### PROVIDED MATERIAL
((
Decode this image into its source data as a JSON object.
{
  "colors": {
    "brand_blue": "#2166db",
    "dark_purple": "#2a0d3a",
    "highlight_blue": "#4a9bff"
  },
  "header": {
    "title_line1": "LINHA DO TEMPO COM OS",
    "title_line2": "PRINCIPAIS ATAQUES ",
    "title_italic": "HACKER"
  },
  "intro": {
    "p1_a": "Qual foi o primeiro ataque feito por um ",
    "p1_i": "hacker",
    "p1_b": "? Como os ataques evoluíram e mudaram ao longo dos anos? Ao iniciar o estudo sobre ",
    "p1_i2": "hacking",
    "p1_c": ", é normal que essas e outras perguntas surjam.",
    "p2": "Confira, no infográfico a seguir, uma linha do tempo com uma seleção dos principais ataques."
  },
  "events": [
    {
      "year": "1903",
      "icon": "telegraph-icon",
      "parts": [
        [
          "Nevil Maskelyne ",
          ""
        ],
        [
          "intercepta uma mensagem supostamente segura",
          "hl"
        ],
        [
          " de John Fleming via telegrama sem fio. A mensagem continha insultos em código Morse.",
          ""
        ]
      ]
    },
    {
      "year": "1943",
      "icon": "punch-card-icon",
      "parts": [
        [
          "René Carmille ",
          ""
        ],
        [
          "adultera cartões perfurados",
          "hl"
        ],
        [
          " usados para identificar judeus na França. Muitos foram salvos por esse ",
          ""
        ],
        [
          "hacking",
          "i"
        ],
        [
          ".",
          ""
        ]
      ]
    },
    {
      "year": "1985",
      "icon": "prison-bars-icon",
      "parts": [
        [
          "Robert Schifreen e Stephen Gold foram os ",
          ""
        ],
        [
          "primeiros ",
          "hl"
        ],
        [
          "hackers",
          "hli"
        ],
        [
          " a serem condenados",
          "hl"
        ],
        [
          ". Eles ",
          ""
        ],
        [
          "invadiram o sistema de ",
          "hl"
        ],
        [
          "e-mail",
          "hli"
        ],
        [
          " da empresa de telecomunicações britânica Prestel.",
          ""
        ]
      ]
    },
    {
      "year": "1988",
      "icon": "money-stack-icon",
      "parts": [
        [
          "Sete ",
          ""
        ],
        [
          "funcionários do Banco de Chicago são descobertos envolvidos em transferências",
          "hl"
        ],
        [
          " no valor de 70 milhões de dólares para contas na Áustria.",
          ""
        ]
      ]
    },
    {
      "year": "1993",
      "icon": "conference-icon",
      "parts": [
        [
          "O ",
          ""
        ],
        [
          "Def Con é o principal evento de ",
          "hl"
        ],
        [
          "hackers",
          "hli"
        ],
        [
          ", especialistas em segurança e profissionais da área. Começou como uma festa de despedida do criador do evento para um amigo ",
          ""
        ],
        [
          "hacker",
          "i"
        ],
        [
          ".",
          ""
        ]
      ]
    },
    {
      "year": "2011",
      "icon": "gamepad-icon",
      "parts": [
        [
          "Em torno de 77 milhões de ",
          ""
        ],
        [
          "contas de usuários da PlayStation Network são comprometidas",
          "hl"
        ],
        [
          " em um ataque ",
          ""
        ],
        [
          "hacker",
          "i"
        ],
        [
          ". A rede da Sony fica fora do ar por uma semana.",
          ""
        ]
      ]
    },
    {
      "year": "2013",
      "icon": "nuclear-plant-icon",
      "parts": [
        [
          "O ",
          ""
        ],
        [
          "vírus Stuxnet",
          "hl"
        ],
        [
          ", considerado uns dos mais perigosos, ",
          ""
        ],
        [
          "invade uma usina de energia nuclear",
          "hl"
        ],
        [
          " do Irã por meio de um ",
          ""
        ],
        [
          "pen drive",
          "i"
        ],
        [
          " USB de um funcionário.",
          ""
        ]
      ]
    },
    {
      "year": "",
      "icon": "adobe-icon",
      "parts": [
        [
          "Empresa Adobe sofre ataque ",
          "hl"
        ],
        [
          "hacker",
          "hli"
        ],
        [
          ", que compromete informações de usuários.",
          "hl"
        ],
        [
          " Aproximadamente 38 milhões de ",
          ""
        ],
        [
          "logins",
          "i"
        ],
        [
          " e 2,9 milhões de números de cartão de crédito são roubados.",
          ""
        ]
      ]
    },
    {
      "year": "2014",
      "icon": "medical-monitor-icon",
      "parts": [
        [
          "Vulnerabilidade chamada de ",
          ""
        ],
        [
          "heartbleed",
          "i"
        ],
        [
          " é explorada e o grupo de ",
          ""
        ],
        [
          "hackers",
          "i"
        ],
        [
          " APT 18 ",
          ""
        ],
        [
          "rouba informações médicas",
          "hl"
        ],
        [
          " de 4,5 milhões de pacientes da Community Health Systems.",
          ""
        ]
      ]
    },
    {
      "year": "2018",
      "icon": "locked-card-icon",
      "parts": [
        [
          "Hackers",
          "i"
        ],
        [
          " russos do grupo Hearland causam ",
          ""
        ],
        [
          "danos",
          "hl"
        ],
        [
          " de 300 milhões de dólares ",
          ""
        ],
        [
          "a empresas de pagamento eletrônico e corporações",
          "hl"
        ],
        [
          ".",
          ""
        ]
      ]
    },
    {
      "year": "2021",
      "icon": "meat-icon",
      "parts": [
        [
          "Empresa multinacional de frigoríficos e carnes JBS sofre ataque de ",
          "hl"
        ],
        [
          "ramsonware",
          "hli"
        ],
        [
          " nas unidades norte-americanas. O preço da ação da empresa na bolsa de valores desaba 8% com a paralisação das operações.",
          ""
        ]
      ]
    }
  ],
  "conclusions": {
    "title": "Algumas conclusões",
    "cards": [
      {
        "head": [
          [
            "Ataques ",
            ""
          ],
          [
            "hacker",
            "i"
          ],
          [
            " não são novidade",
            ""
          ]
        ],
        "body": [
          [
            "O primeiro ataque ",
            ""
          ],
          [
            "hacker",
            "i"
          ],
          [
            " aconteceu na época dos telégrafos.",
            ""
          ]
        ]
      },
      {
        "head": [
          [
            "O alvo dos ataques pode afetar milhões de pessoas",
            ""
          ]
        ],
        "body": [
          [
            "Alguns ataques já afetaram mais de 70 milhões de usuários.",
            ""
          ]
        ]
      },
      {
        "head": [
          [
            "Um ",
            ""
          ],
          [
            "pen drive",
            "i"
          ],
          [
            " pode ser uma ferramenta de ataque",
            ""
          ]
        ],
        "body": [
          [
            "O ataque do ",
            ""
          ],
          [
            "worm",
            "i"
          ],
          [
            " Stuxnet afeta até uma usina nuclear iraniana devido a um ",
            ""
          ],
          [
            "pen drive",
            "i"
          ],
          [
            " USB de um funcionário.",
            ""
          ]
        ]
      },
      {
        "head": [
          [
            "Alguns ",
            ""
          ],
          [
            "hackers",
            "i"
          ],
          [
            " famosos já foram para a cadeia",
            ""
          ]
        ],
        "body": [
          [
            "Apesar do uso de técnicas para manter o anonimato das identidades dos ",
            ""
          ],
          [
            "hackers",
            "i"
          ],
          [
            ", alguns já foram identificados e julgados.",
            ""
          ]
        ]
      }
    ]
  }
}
))
### WHAT YOU NEED TO DO
Take the entries above and copy them out exactly.

### RESPONSE
Decode this image into its source data as a JSON object.
{
  "colors": {
    "brand_blue": "#2166db",
    "dark_purple": "#2a0d3a",
    "highlight_blue": "#4a9bff"
  },
  "header": {
    "title_line1": "LINHA DO TEMPO COM OS",
    "title_line2": "PRINCIPAIS ATAQUES ",
    "title_italic": "HACKER"
  },
  "intro": {
    "p1_a": "Qual foi o primeiro ataque feito por um ",
    "p1_i": "hacker",
    "p1_b": "? Como os ataques evoluíram e mudaram ao longo dos anos? Ao iniciar o estudo sobre ",
    "p1_i2": "hacking",
    "p1_c": ", é normal que essas e outras perguntas surjam.",
    "p2": "Confira, no infográfico a seguir, uma linha do tempo com uma seleção dos principais ataques."
  },
  "events": [
    {
      "year": "1903",
      "icon": "telegraph-icon",
      "parts": [
        [
          "Nevil Maskelyne ",
          ""
        ],
        [
          "intercepta uma mensagem supostamente segura",
          "hl"
        ],
        [
          " de John Fleming via telegrama sem fio. A mensagem continha insultos em código Morse.",
          ""
        ]
      ]
    },
    {
      "year": "1943",
      "icon": "punch-card-icon",
      "parts": [
        [
          "René Carmille ",
          ""
        ],
        [
          "adultera cartões perfurados",
          "hl"
        ],
        [
          " usados para identificar judeus na França. Muitos foram salvos por esse ",
          ""
        ],
        [
          "hacking",
          "i"
        ],
        [
          ".",
          ""
        ]
      ]
    },
    {
      "year": "1985",
      "icon": "prison-bars-icon",
      "parts": [
        [
          "Robert Schifreen e Stephen Gold foram os ",
          ""
        ],
        [
          "primeiros ",
          "hl"
        ],
        [
          "hackers",
          "hli"
        ],
        [
          " a serem condenados",
          "hl"
        ],
        [
          ". Eles ",
          ""
        ],
        [
          "invadiram o sistema de ",
          "hl"
        ],
        [
          "e-mail",
          "hli"
        ],
        [
          " da empresa de telecomunicações britânica Prestel.",
          ""
        ]
      ]
    },
    {
      "year": "1988",
      "icon": "money-stack-icon",
      "parts": [
        [
          "Sete ",
          ""
        ],
        [
          "funcionários do Banco de Chicago são descobertos envolvidos em transferências",
          "hl"
        ],
        [
          " no valor de 70 milhões de dólares para contas na Áustria.",
          ""
        ]
      ]
    },
    {
      "year": "1993",
      "icon": "conference-icon",
      "parts": [
        [
          "O ",
          ""
        ],
        [
          "Def Con é o principal evento de ",
          "hl"
        ],
        [
          "hackers",
          "hli"
        ],
        [
          ", especialistas em segurança e profissionais da área. Começou como uma festa de despedida do criador do evento para um amigo ",
          ""
        ],
        [
          "hacker",
          "i"
        ],
        [
          ".",
          ""
        ]
      ]
    },
    {
      "year": "2011",
      "icon": "gamepad-icon",
      "parts": [
        [
          "Em torno de 77 milhões de ",
          ""
        ],
        [
          "contas de usuários da PlayStation Network são comprometidas",
          "hl"
        ],
        [
          " em um ataque ",
          ""
        ],
        [
          "hacker",
          "i"
        ],
        [
          ". A rede da Sony fica fora do ar por uma semana.",
          ""
        ]
      ]
    },
    {
      "year": "2013",
      "icon": "nuclear-plant-icon",
      "parts": [
        [
          "O ",
          ""
        ],
        [
          "vírus Stuxnet",
          "hl"
        ],
        [
          ", considerado uns dos mais perigosos, ",
          ""
        ],
        [
          "invade uma usina de energia nuclear",
          "hl"
        ],
        [
          " do Irã por meio de um ",
          ""
        ],
        [
          "pen drive",
          "i"
        ],
        [
          " USB de um funcionário.",
          ""
        ]
      ]
    },
    {
      "year": "",
      "icon": "adobe-icon",
      "parts": [
        [
          "Empresa Adobe sofre ataque ",
          "hl"
        ],
        [
          "hacker",
          "hli"
        ],
        [
          ", que compromete informações de usuários.",
          "hl"
        ],
        [
          " Aproximadamente 38 milhões de ",
          ""
        ],
        [
          "logins",
          "i"
        ],
        [
          " e 2,9 milhões de números de cartão de crédito são roubados.",
          ""
        ]
      ]
    },
    {
      "year": "2014",
      "icon": "medical-monitor-icon",
      "parts": [
        [
          "Vulnerabilidade chamada de ",
          ""
        ],
        [
          "heartbleed",
          "i"
        ],
        [
          " é explorada e o grupo de ",
          ""
        ],
        [
          "hackers",
          "i"
        ],
        [
          " APT 18 ",
          ""
        ],
        [
          "rouba informações médicas",
          "hl"
        ],
        [
          " de 4,5 milhões de pacientes da Community Health Systems.",
          ""
        ]
      ]
    },
    {
      "year": "2018",
      "icon": "locked-card-icon",
      "parts": [
        [
          "Hackers",
          "i"
        ],
        [
          " russos do grupo Hearland causam ",
          ""
        ],
        [
          "danos",
          "hl"
        ],
        [
          " de 300 milhões de dólares ",
          ""
        ],
        [
          "a empresas de pagamento eletrônico e corporações",
          "hl"
        ],
        [
          ".",
          ""
        ]
      ]
    },
    {
      "year": "2021",
      "icon": "meat-icon",
      "parts": [
        [
          "Empresa multinacional de frigoríficos e carnes JBS sofre ataque de ",
          "hl"
        ],
        [
          "ramsonware",
          "hli"
        ],
        [
          " nas unidades norte-americanas. O preço da ação da empresa na bolsa de valores desaba 8% com a paralisação das operações.",
          ""
        ]
      ]
    }
  ],
  "conclusions": {
    "title": "Algumas conclusões",
    "cards": [
      {
        "head": [
          [
            "Ataques ",
            ""
          ],
          [
            "hacker",
            "i"
          ],
          [
            " não são novidade",
            ""
          ]
        ],
        "body": [
          [
            "O primeiro ataque ",
            ""
          ],
          [
            "hacker",
            "i"
          ],
          [
            " aconteceu na época dos telégrafos.",
            ""
          ]
        ]
      },
      {
        "head": [
          [
            "O alvo dos ataques pode afetar milhões de pessoas",
            ""
          ]
        ],
        "body": [
          [
            "Alguns ataques já afetaram mais de 70 milhões de usuários.",
            ""
          ]
        ]
      },
      {
        "head": [
          [
            "Um ",
            ""
          ],
          [
            "pen drive",
            "i"
          ],
          [
            " pode ser uma ferramenta de ataque",
            ""
          ]
        ],
        "body": [
          [
            "O ataque do ",
            ""
          ],
          [
            "worm",
            "i"
          ],
          [
            " Stuxnet afeta até uma usina nuclear iraniana devido a um ",
            ""
          ],
          [
            "pen drive",
            "i"
          ],
          [
            " USB de um funcionário.",
            ""
          ]
        ]
      },
      {
        "head": [
          [
            "Alguns ",
            ""
          ],
          [
            "hackers",
            "i"
          ],
          [
            " famosos já foram para a cadeia",
            ""
          ]
        ],
        "body": [
          [
            "Apesar do uso de técnicas para manter o anonimato das identidades dos ",
            ""
          ],
          [
            "hackers",
            "i"
          ],
          [
            ", alguns já foram identificados e julgados.",
            ""
          ]
        ]
      }
    ]
  }
}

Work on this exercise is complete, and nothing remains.